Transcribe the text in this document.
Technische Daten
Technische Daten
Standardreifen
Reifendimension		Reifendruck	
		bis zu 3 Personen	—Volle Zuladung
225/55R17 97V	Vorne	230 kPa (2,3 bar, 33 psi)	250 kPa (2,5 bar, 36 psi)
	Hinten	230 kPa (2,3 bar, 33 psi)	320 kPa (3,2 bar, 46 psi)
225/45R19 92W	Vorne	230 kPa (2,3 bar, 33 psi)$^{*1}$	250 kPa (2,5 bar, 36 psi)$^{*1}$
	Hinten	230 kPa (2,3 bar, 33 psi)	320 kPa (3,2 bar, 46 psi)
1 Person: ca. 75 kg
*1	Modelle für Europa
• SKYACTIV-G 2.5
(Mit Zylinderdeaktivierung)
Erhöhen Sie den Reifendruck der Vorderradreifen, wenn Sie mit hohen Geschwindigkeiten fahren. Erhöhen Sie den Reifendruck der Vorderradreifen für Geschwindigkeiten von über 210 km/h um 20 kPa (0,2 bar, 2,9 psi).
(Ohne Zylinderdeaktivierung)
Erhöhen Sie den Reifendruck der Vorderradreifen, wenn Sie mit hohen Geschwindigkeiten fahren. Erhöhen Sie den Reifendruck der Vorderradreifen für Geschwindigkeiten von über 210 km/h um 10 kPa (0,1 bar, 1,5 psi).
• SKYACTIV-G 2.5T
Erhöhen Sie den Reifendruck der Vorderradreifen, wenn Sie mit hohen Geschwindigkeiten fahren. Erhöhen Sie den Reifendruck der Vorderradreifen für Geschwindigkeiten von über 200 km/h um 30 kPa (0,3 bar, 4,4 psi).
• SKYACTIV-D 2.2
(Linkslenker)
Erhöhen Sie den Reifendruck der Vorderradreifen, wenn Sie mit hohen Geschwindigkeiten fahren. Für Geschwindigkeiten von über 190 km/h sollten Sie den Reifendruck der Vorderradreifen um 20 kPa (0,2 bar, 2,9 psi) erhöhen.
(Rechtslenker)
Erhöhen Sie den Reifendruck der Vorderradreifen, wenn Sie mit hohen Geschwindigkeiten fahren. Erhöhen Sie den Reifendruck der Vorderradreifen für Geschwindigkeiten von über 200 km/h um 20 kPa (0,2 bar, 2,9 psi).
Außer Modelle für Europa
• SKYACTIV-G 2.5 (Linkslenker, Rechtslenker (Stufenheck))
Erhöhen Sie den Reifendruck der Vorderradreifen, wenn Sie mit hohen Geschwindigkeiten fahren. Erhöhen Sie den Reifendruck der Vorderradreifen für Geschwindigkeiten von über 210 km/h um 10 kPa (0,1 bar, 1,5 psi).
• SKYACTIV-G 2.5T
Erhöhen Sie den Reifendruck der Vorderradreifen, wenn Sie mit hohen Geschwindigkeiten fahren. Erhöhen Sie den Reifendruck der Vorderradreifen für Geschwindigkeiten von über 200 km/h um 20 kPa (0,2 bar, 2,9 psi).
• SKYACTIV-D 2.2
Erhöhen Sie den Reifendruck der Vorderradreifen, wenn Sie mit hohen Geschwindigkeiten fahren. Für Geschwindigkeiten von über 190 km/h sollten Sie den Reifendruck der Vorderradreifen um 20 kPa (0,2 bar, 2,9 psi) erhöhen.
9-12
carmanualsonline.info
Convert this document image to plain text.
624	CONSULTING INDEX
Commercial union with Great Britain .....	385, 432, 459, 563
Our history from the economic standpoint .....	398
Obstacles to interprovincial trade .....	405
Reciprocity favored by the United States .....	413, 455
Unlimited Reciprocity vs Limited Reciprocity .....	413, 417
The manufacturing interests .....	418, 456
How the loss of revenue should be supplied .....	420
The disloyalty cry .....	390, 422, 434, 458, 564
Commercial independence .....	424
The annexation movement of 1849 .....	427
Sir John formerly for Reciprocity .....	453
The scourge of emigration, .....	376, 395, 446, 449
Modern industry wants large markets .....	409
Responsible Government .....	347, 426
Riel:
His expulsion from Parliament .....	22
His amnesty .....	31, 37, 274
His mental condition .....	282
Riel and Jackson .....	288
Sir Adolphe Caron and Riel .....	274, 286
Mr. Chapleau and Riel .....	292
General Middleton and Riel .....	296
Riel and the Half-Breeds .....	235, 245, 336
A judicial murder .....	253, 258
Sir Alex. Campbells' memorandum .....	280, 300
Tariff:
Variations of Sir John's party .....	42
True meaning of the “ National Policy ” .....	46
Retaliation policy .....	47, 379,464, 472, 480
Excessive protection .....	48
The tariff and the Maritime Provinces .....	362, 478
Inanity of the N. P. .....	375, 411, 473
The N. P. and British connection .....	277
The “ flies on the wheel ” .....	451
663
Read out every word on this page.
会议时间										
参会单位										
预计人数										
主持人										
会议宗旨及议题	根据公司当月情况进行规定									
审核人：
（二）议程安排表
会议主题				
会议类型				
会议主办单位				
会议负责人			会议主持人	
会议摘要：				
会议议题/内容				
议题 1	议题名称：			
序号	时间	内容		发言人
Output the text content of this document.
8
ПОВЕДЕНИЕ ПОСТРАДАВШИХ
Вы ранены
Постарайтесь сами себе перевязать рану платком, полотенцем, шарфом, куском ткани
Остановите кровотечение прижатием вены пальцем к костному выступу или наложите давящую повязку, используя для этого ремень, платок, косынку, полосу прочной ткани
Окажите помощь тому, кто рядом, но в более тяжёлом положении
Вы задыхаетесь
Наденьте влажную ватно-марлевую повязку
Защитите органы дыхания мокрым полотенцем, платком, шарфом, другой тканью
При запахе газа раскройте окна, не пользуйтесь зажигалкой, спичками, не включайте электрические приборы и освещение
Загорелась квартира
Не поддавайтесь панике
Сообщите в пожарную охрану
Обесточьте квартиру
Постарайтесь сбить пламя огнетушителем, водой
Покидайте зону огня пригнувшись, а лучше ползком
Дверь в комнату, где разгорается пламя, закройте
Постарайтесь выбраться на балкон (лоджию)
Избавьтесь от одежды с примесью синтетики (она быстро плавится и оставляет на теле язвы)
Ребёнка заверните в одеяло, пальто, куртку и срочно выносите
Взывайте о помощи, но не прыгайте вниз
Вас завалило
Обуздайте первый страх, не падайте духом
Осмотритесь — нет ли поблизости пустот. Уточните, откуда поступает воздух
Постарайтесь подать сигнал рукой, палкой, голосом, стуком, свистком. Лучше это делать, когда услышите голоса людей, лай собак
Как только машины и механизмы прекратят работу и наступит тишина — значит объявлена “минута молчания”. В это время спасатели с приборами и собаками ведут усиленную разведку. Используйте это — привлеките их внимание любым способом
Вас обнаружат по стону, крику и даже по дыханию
__________________________________________________
Task statement> Where a line in the entries holds "Europa", copy that line.

Answer for the task>
*1	Modelle für Europa
Außer Modelle für Europa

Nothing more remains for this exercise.